[BEGIN]

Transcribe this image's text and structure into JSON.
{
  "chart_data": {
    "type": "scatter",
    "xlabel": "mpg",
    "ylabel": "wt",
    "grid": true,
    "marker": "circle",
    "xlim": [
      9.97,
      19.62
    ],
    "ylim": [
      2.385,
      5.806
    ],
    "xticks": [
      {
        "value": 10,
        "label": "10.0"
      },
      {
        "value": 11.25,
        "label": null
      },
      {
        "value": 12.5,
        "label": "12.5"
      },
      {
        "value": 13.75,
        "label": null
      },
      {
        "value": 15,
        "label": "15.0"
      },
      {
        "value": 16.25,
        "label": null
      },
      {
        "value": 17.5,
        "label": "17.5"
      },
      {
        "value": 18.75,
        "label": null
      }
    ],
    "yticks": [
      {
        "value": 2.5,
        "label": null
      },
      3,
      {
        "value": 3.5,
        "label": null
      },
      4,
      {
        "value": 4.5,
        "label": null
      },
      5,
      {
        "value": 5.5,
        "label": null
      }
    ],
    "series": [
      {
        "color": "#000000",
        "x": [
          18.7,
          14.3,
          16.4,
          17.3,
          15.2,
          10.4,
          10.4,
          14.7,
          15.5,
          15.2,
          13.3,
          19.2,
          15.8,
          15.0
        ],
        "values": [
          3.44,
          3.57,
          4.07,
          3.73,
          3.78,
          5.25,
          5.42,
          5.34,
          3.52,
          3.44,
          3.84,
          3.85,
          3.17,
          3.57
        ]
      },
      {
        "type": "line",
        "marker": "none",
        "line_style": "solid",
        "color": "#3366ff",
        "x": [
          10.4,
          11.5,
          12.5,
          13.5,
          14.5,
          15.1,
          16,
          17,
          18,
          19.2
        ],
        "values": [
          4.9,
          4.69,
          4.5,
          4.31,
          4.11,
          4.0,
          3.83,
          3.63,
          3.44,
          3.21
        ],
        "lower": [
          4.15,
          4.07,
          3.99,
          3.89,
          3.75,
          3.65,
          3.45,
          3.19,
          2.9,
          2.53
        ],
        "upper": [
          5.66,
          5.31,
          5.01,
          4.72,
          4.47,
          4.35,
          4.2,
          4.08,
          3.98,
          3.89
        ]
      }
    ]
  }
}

[END]

-- Short task --
Go through the records above and retype each one exactly.

-- Response --
Transcribe this image's text and structure into JSON.
{
  "chart_data": {
    "type": "scatter",
    "xlabel": "mpg",
    "ylabel": "wt",
    "grid": true,
    "marker": "circle",
    "xlim": [
      9.97,
      19.62
    ],
    "ylim": [
      2.385,
      5.806
    ],
    "xticks": [
      {
        "value": 10,
        "label": "10.0"
      },
      {
        "value": 11.25,
        "label": null
      },
      {
        "value": 12.5,
        "label": "12.5"
      },
      {
        "value": 13.75,
        "label": null
      },
      {
        "value": 15,
        "label": "15.0"
      },
      {
        "value": 16.25,
        "label": null
      },
      {
        "value": 17.5,
        "label": "17.5"
      },
      {
        "value": 18.75,
        "label": null
      }
    ],
    "yticks": [
      {
        "value": 2.5,
        "label": null
      },
      3,
      {
        "value": 3.5,
        "label": null
      },
      4,
      {
        "value": 4.5,
        "label": null
      },
      5,
      {
        "value": 5.5,
        "label": null
      }
    ],
    "series": [
      {
        "color": "#000000",
        "x": [
          18.7,
          14.3,
          16.4,
          17.3,
          15.2,
          10.4,
          10.4,
          14.7,
          15.5,
          15.2,
          13.3,
          19.2,
          15.8,
          15.0
        ],
        "values": [
          3.44,
          3.57,
          4.07,
          3.73,
          3.78,
          5.25,
          5.42,
          5.34,
          3.52,
          3.44,
          3.84,
          3.85,
          3.17,
          3.57
        ]
      },
      {
        "type": "line",
        "marker": "none",
        "line_style": "solid",
        "color": "#3366ff",
        "x": [
          10.4,
          11.5,
          12.5,
          13.5,
          14.5,
          15.1,
          16,
          17,
          18,
          19.2
        ],
        "values": [
          4.9,
          4.69,
          4.5,
          4.31,
          4.11,
          4.0,
          3.83,
          3.63,
          3.44,
          3.21
        ],
        "lower": [
          4.15,
          4.07,
          3.99,
          3.89,
          3.75,
          3.65,
          3.45,
          3.19,
          2.9,
          2.53
        ],
        "upper": [
          5.66,
          5.31,
          5.01,
          4.72,
          4.47,
          4.35,
          4.2,
          4.08,
          3.98,
          3.89
        ]
      }
    ]
  }
}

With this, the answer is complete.